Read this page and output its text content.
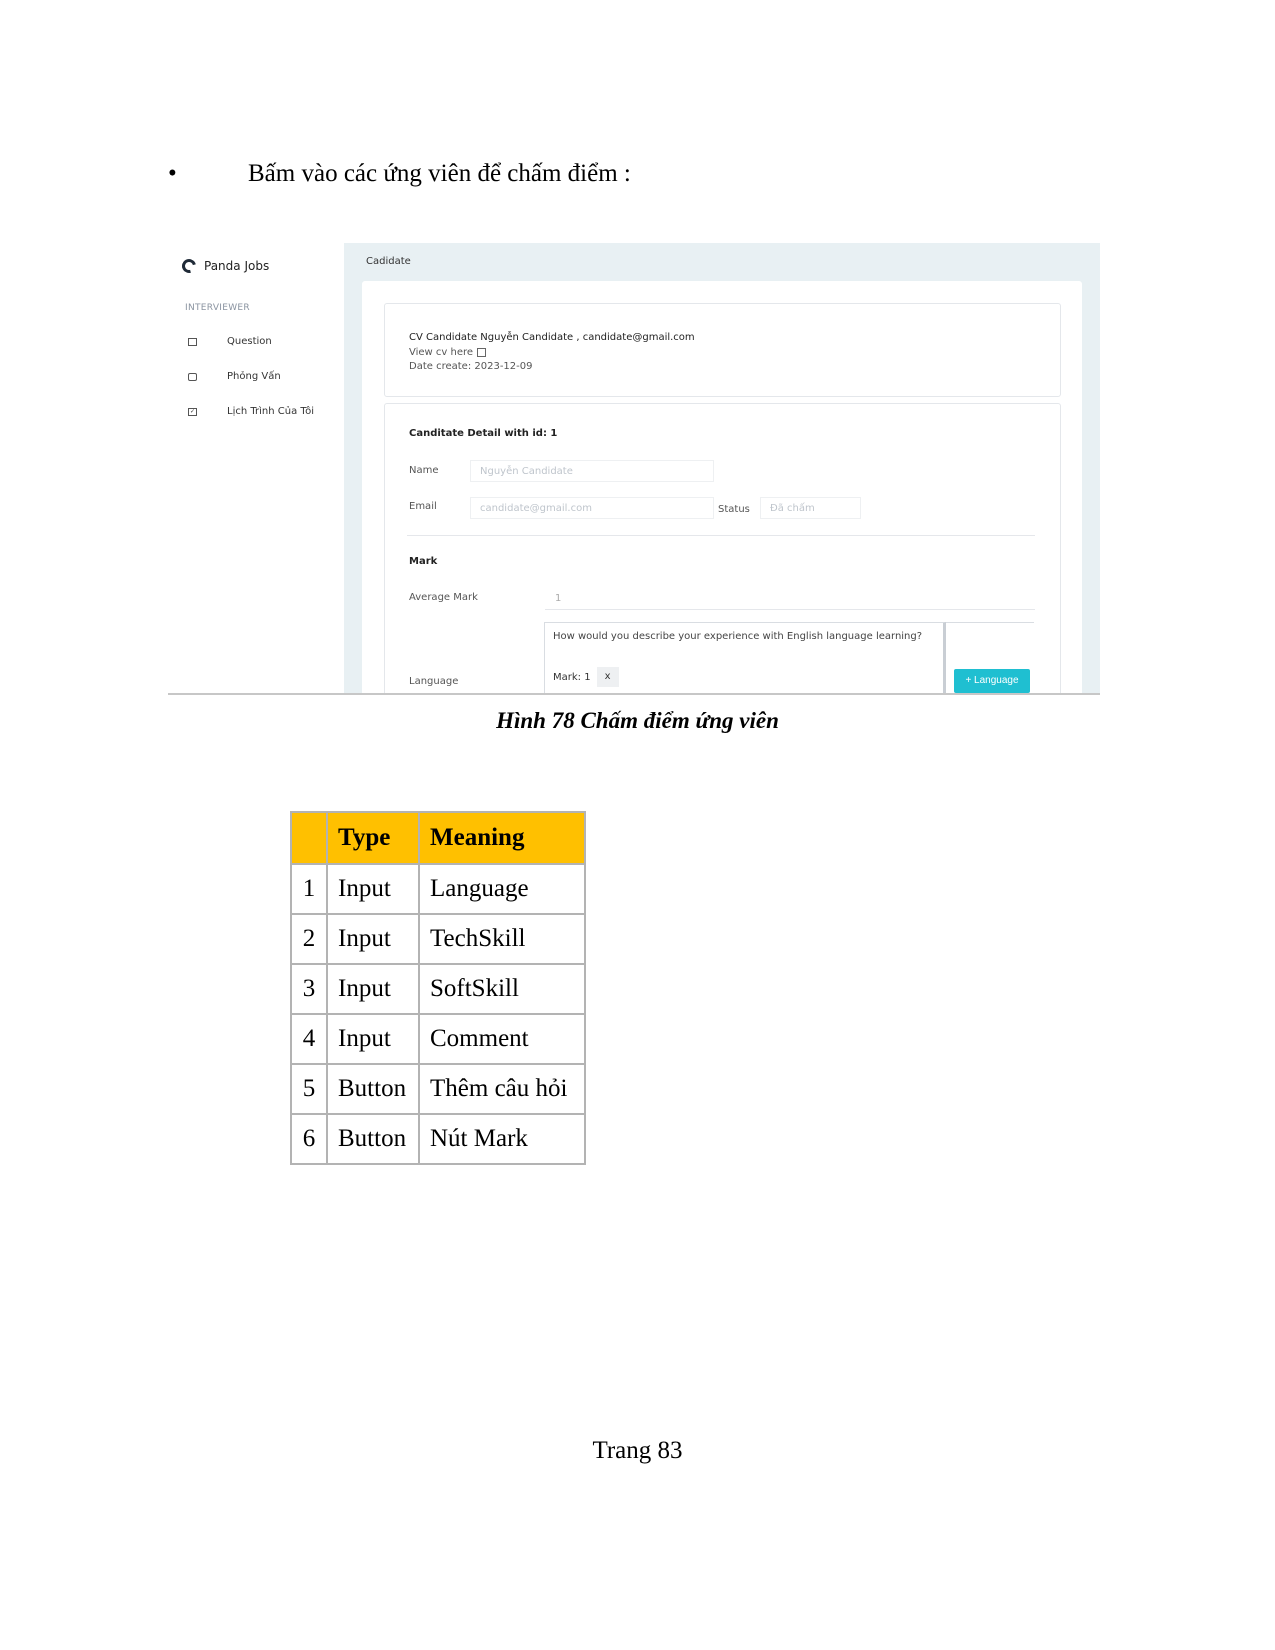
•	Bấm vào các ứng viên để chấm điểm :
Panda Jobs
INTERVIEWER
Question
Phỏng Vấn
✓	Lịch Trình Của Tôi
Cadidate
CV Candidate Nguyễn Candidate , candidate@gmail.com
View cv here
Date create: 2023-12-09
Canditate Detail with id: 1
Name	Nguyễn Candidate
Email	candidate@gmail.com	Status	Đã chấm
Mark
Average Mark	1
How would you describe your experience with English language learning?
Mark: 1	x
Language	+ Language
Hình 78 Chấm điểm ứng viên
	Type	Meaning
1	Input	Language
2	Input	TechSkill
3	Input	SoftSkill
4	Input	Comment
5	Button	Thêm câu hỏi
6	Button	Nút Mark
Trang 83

What you need to do: Print each record exactly as it stands, leaving the images out.

Right answer:
Read this page and output its text content.
•	Bấm vào các ứng viên để chấm điểm :
Panda Jobs
INTERVIEWER
Question
Phỏng Vấn
✓	Lịch Trình Của Tôi
Cadidate
CV Candidate Nguyễn Candidate , candidate@gmail.com
View cv here
Date create: 2023-12-09
Canditate Detail with id: 1
Name	Nguyễn Candidate
Email	candidate@gmail.com	Status	Đã chấm
Mark
Average Mark	1
How would you describe your experience with English language learning?
Mark: 1	x
Language	+ Language
Hình 78 Chấm điểm ứng viên
	Type	Meaning
1	Input	Language
2	Input	TechSkill
3	Input	SoftSkill
4	Input	Comment
5	Button	Thêm câu hỏi
6	Button	Nút Mark
Trang 83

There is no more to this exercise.